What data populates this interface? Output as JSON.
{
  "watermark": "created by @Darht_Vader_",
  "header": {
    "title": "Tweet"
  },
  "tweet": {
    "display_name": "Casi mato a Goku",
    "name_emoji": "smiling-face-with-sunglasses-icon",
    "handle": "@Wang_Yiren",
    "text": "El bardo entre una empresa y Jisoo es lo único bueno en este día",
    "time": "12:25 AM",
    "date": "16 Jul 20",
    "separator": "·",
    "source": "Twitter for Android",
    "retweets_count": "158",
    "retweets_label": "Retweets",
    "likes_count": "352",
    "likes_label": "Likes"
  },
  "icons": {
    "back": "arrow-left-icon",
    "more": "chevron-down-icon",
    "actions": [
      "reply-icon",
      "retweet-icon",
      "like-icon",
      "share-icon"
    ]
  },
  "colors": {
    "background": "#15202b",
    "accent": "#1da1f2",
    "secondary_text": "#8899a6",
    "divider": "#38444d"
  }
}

What to work on:
Output every record above exactly as it appears.

Solution to the problem:
What data populates this interface? Output as JSON.
{
  "watermark": "created by @Darht_Vader_",
  "header": {
    "title": "Tweet"
  },
  "tweet": {
    "display_name": "Casi mato a Goku",
    "name_emoji": "smiling-face-with-sunglasses-icon",
    "handle": "@Wang_Yiren",
    "text": "El bardo entre una empresa y Jisoo es lo único bueno en este día",
    "time": "12:25 AM",
    "date": "16 Jul 20",
    "separator": "·",
    "source": "Twitter for Android",
    "retweets_count": "158",
    "retweets_label": "Retweets",
    "likes_count": "352",
    "likes_label": "Likes"
  },
  "icons": {
    "back": "arrow-left-icon",
    "more": "chevron-down-icon",
    "actions": [
      "reply-icon",
      "retweet-icon",
      "like-icon",
      "share-icon"
    ]
  },
  "colors": {
    "background": "#15202b",
    "accent": "#1da1f2",
    "secondary_text": "#8899a6",
    "divider": "#38444d"
  }
}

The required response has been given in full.